[Data entries]
---*---

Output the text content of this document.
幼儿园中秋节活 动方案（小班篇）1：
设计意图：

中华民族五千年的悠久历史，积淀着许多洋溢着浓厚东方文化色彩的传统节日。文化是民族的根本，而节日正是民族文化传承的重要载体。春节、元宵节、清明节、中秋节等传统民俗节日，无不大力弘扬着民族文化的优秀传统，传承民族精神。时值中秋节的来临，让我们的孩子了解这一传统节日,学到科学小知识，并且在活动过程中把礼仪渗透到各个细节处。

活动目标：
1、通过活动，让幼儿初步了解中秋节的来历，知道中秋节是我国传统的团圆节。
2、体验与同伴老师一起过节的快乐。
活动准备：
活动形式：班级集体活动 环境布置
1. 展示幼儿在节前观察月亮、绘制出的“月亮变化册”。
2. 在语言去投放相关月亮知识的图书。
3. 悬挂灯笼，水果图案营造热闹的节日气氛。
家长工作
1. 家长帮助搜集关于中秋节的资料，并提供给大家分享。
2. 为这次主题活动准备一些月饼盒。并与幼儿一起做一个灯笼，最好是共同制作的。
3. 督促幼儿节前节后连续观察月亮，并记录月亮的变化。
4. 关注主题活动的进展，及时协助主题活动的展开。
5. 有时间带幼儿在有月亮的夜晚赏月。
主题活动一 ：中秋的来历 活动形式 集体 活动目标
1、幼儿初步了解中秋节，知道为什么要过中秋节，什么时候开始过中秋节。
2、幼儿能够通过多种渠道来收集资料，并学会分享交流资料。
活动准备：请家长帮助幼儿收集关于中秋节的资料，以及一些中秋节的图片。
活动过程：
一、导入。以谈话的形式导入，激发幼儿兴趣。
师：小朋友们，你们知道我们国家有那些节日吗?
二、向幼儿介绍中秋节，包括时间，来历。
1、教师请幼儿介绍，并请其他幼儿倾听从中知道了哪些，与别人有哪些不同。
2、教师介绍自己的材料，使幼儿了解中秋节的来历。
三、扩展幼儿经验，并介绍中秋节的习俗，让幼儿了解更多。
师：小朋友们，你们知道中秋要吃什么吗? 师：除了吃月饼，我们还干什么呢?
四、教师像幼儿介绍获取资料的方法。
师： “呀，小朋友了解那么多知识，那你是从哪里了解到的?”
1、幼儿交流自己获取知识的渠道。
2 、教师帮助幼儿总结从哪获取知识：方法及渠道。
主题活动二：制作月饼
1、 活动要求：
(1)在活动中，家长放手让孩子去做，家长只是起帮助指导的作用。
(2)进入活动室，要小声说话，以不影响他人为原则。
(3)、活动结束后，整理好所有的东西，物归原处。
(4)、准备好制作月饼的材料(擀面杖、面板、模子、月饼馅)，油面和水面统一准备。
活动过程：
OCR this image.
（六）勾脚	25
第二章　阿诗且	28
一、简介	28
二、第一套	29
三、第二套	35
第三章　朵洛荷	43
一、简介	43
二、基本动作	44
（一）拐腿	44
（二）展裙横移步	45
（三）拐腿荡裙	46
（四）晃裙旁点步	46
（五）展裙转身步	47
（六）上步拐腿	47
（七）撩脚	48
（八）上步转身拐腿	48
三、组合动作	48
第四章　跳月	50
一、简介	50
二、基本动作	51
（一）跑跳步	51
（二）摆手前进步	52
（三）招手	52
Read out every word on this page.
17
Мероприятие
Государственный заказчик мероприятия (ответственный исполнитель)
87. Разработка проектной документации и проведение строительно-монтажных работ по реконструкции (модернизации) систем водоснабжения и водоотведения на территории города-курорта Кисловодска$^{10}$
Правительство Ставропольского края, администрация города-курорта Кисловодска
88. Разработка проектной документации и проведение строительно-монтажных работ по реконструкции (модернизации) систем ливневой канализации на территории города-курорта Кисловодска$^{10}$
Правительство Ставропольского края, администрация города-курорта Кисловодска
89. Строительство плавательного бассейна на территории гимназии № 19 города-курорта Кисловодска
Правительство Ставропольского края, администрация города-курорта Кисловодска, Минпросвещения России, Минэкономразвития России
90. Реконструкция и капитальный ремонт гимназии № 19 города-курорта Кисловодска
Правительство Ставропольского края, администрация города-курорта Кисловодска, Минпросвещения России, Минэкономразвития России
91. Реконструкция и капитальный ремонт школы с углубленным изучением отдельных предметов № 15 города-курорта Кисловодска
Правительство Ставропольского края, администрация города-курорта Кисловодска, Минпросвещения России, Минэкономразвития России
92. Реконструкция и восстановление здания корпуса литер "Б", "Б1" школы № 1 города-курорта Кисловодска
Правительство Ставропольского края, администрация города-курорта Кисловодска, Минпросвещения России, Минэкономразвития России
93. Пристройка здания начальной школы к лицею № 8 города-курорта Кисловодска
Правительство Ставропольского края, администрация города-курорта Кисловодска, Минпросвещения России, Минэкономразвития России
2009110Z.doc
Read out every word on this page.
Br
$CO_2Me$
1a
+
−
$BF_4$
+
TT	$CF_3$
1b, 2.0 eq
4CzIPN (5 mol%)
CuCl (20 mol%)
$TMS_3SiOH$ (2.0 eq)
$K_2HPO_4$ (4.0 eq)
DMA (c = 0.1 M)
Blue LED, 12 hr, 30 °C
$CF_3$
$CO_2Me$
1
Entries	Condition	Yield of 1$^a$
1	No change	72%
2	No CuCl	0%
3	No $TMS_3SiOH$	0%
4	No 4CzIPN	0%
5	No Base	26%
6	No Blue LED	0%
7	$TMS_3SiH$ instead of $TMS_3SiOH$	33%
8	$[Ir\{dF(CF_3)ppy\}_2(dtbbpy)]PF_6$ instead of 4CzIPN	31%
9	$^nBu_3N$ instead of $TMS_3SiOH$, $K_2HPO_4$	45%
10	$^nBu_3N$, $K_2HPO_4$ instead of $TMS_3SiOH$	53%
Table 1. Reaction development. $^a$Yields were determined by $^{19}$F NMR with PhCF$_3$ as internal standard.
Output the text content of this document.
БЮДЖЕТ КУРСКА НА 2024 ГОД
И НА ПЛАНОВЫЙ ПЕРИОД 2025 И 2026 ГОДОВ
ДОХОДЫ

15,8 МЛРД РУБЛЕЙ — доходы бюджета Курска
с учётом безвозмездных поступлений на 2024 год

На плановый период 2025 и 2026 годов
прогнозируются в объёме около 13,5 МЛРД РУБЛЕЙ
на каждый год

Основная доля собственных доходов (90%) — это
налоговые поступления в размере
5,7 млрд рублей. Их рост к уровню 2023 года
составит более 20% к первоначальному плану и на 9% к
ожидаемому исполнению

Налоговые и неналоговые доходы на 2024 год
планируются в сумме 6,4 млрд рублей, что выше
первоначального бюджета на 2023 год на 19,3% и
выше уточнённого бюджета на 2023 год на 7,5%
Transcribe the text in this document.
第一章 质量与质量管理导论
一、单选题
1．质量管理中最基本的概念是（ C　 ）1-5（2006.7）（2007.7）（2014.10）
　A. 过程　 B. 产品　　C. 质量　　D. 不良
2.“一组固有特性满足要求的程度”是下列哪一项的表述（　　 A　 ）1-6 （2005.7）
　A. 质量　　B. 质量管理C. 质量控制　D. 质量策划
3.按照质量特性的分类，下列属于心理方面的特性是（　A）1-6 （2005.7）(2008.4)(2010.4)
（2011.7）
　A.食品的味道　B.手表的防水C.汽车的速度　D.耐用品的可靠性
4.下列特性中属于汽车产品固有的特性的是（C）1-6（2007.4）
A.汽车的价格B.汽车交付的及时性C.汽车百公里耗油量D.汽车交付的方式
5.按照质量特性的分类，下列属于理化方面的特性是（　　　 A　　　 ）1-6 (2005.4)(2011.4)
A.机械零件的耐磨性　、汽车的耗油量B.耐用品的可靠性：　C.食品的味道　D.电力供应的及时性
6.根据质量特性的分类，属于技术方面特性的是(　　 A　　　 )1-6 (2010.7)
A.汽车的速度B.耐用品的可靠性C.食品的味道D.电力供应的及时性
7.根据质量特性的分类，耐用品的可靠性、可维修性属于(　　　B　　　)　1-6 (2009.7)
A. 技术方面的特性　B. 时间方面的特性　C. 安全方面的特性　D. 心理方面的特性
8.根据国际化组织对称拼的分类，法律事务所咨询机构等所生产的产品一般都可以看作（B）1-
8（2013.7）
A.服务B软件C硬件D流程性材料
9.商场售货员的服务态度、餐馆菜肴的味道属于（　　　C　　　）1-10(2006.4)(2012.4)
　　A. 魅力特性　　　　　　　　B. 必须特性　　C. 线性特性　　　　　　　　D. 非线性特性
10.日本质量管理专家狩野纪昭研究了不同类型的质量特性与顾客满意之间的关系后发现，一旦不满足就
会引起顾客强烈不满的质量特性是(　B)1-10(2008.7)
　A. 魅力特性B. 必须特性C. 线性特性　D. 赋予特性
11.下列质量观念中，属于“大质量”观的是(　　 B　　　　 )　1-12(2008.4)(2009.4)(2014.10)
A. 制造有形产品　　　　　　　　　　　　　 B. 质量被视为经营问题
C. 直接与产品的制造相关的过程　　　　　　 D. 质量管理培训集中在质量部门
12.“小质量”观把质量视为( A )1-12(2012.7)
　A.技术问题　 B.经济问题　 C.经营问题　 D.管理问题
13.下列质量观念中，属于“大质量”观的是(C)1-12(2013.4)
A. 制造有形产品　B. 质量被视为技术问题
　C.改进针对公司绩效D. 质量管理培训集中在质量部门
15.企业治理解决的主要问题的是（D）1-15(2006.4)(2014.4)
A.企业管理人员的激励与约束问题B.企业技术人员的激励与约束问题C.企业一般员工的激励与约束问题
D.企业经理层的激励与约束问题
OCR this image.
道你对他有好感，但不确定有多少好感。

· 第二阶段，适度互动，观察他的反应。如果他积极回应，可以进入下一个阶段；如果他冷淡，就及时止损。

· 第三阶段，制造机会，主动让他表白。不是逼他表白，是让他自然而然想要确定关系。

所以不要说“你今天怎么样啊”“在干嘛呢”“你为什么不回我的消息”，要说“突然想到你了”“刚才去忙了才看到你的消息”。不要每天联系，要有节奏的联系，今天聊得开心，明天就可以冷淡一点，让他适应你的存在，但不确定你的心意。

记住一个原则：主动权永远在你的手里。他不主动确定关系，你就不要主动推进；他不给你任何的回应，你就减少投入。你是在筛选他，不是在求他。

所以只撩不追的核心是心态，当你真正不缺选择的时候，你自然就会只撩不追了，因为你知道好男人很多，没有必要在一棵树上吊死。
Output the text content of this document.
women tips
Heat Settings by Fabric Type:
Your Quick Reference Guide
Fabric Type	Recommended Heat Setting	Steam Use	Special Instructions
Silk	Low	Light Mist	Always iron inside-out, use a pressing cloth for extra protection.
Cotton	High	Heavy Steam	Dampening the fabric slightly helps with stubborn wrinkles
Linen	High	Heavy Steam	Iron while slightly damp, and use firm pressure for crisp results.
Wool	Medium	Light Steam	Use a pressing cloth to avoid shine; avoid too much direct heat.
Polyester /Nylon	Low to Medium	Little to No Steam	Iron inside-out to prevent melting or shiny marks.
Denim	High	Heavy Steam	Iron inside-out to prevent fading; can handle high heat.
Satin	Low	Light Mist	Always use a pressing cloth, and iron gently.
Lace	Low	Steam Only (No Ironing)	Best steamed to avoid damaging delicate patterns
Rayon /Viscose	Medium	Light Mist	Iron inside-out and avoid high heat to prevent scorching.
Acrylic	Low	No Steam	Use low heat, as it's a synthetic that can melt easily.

---*---

State the number of lines in the records that include "строительно", and write nothing else.

2